Go through the listing beneath this task and return every line that carries the string "Villa".
:: Given data ::
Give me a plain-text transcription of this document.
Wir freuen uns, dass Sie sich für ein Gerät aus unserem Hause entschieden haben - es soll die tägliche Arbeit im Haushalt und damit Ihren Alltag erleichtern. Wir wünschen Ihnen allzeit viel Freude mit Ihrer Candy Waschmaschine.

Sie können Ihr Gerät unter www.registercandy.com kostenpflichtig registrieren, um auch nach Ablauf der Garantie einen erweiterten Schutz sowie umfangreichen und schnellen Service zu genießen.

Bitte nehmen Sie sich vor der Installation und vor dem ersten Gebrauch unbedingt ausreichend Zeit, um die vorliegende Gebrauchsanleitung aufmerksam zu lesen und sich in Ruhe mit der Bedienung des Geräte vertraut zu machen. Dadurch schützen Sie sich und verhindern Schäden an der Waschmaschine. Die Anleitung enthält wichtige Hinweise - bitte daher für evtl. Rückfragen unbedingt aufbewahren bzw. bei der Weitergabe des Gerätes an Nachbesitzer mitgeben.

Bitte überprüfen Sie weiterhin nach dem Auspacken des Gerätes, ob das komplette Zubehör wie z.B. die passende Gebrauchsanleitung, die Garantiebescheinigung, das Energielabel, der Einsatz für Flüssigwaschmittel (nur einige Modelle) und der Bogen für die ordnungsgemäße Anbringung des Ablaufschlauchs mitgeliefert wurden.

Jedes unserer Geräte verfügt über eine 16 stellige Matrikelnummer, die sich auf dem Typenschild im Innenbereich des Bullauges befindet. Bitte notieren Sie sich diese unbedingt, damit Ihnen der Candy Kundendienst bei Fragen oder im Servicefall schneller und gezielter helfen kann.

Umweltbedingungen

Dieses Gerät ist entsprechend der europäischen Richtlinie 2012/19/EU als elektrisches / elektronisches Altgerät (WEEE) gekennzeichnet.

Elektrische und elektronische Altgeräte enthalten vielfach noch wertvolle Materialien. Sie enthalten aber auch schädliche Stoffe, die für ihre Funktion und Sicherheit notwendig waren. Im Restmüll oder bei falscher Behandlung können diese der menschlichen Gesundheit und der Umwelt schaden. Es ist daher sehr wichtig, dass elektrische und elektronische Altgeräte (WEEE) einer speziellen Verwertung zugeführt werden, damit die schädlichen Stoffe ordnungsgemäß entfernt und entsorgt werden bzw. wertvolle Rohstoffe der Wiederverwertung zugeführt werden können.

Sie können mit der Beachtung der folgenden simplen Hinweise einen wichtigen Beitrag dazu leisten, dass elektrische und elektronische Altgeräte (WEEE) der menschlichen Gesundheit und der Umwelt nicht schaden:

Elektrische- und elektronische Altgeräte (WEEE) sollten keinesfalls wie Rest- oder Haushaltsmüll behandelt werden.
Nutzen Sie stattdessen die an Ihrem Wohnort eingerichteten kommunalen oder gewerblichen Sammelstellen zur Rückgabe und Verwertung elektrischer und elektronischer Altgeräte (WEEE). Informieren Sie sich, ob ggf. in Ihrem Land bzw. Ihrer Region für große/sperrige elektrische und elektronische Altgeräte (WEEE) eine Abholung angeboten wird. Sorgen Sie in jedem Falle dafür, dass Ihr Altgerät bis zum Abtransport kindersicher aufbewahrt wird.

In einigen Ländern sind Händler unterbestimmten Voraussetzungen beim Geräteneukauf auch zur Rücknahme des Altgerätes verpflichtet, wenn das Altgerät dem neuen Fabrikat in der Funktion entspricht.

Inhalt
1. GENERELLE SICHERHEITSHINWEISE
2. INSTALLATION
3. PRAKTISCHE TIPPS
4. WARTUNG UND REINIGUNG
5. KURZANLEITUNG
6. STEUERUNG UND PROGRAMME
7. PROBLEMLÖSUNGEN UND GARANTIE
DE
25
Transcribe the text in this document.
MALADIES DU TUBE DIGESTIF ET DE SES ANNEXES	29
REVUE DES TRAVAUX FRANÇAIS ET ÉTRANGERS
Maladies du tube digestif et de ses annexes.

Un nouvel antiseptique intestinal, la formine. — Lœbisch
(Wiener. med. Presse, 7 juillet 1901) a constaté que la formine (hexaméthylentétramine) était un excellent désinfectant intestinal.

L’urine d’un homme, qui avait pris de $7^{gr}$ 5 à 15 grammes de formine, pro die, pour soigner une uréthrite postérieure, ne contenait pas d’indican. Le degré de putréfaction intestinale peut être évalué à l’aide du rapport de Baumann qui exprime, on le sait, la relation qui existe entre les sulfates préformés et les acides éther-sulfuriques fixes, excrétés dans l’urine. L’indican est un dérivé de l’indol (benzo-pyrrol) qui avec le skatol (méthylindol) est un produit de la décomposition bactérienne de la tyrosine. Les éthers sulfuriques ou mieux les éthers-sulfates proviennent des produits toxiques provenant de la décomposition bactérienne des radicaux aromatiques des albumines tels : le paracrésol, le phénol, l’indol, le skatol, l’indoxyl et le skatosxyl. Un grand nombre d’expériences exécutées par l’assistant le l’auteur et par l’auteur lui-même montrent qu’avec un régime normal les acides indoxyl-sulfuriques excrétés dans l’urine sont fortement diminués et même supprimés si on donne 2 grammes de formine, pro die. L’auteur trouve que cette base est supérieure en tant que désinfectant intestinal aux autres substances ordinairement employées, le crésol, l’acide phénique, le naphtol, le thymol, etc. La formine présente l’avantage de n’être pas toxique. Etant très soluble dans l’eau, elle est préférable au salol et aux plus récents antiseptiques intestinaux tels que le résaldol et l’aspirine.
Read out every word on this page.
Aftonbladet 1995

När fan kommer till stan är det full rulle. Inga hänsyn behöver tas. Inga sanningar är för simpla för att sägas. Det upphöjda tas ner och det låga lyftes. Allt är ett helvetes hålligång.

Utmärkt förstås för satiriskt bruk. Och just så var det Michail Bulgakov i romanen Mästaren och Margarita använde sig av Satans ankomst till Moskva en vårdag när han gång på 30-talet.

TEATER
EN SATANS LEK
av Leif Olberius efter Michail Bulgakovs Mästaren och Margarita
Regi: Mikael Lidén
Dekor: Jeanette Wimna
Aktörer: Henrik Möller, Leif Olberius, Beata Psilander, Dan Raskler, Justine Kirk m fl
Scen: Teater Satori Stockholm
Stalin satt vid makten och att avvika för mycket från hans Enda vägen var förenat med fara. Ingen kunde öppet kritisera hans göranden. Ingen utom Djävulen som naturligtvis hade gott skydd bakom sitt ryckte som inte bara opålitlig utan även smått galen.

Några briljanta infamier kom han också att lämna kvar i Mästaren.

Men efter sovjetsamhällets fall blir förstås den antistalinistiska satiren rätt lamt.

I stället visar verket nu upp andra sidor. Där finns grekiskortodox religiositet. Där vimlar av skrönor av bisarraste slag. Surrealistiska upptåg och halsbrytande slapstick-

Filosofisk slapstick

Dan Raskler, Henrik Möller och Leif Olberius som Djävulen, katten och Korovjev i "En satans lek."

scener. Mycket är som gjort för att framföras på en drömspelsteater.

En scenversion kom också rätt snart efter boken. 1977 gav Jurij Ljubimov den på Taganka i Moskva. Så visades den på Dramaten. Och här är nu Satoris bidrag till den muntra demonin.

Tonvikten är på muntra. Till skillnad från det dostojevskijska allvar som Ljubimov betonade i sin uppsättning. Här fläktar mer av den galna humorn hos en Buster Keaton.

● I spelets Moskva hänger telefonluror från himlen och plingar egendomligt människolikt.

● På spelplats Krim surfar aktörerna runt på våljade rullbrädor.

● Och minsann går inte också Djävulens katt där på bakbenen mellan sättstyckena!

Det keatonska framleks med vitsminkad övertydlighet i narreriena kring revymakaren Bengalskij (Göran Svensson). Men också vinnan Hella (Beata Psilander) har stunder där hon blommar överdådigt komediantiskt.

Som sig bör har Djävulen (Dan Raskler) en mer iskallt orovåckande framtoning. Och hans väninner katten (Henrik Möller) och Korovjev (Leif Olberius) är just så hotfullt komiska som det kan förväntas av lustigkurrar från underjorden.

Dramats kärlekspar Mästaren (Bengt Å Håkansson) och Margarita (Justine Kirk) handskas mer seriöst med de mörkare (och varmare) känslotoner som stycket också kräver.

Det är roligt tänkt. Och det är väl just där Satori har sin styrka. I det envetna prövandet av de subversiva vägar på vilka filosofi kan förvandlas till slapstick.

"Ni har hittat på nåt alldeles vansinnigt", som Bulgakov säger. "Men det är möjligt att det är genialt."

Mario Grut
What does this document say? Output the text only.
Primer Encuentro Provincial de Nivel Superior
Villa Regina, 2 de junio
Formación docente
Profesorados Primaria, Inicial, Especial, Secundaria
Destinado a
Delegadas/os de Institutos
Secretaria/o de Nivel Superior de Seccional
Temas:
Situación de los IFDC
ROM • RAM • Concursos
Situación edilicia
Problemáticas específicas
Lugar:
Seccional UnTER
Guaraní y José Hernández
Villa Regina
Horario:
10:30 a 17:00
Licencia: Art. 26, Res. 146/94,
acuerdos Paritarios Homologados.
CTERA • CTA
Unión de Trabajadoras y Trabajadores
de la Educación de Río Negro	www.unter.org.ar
:::
[The result]:
Villa Regina, 2 de junio
Villa Regina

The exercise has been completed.